═════ Listed entries ═════

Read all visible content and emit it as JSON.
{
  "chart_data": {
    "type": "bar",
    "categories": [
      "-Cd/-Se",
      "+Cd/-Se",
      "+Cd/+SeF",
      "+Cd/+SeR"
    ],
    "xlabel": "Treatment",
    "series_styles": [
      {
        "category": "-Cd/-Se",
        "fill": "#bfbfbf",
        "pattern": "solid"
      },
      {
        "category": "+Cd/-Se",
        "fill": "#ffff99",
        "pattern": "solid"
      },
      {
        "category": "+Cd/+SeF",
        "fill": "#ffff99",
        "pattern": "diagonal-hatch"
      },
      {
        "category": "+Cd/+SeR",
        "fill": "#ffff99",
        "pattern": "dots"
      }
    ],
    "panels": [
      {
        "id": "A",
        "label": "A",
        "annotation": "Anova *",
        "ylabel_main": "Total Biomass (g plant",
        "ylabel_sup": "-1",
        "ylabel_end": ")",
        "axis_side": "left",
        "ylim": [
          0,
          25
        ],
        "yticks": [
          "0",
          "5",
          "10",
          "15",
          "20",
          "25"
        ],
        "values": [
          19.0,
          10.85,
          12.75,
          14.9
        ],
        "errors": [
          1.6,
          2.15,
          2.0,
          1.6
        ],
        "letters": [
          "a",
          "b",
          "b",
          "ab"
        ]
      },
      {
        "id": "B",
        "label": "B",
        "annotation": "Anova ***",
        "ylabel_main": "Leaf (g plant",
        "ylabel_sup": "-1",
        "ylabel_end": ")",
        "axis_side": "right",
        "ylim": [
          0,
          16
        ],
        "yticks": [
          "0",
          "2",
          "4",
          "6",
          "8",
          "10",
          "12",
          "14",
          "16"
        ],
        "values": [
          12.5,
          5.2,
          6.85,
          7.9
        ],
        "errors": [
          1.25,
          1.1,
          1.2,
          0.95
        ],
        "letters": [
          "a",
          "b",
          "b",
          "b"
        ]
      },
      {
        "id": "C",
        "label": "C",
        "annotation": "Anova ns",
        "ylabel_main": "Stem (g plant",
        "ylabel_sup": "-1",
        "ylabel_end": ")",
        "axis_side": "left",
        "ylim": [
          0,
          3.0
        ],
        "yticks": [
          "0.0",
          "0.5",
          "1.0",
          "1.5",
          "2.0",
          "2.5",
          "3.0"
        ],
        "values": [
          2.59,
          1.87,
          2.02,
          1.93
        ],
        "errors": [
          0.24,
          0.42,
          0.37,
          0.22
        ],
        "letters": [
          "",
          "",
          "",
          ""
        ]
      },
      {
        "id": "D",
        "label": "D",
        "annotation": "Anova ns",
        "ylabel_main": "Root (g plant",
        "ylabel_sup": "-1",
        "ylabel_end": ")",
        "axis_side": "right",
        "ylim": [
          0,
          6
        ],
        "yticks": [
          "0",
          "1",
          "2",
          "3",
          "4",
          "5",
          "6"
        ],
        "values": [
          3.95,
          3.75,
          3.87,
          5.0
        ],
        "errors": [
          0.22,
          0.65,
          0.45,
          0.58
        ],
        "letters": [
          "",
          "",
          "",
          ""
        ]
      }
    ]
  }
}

═════

- [Prompt] Using the listing above, reproduce each line without omission.

- [Exercise result]
Read all visible content and emit it as JSON.
{
  "chart_data": {
    "type": "bar",
    "categories": [
      "-Cd/-Se",
      "+Cd/-Se",
      "+Cd/+SeF",
      "+Cd/+SeR"
    ],
    "xlabel": "Treatment",
    "series_styles": [
      {
        "category": "-Cd/-Se",
        "fill": "#bfbfbf",
        "pattern": "solid"
      },
      {
        "category": "+Cd/-Se",
        "fill": "#ffff99",
        "pattern": "solid"
      },
      {
        "category": "+Cd/+SeF",
        "fill": "#ffff99",
        "pattern": "diagonal-hatch"
      },
      {
        "category": "+Cd/+SeR",
        "fill": "#ffff99",
        "pattern": "dots"
      }
    ],
    "panels": [
      {
        "id": "A",
        "label": "A",
        "annotation": "Anova *",
        "ylabel_main": "Total Biomass (g plant",
        "ylabel_sup": "-1",
        "ylabel_end": ")",
        "axis_side": "left",
        "ylim": [
          0,
          25
        ],
        "yticks": [
          "0",
          "5",
          "10",
          "15",
          "20",
          "25"
        ],
        "values": [
          19.0,
          10.85,
          12.75,
          14.9
        ],
        "errors": [
          1.6,
          2.15,
          2.0,
          1.6
        ],
        "letters": [
          "a",
          "b",
          "b",
          "ab"
        ]
      },
      {
        "id": "B",
        "label": "B",
        "annotation": "Anova ***",
        "ylabel_main": "Leaf (g plant",
        "ylabel_sup": "-1",
        "ylabel_end": ")",
        "axis_side": "right",
        "ylim": [
          0,
          16
        ],
        "yticks": [
          "0",
          "2",
          "4",
          "6",
          "8",
          "10",
          "12",
          "14",
          "16"
        ],
        "values": [
          12.5,
          5.2,
          6.85,
          7.9
        ],
        "errors": [
          1.25,
          1.1,
          1.2,
          0.95
        ],
        "letters": [
          "a",
          "b",
          "b",
          "b"
        ]
      },
      {
        "id": "C",
        "label": "C",
        "annotation": "Anova ns",
        "ylabel_main": "Stem (g plant",
        "ylabel_sup": "-1",
        "ylabel_end": ")",
        "axis_side": "left",
        "ylim": [
          0,
          3.0
        ],
        "yticks": [
          "0.0",
          "0.5",
          "1.0",
          "1.5",
          "2.0",
          "2.5",
          "3.0"
        ],
        "values": [
          2.59,
          1.87,
          2.02,
          1.93
        ],
        "errors": [
          0.24,
          0.42,
          0.37,
          0.22
        ],
        "letters": [
          "",
          "",
          "",
          ""
        ]
      },
      {
        "id": "D",
        "label": "D",
        "annotation": "Anova ns",
        "ylabel_main": "Root (g plant",
        "ylabel_sup": "-1",
        "ylabel_end": ")",
        "axis_side": "right",
        "ylim": [
          0,
          6
        ],
        "yticks": [
          "0",
          "1",
          "2",
          "3",
          "4",
          "5",
          "6"
        ],
        "values": [
          3.95,
          3.75,
          3.87,
          5.0
        ],
        "errors": [
          0.22,
          0.65,
          0.45,
          0.58
        ],
        "letters": [
          "",
          "",
          "",
          ""
        ]
      }
    ]
  }
}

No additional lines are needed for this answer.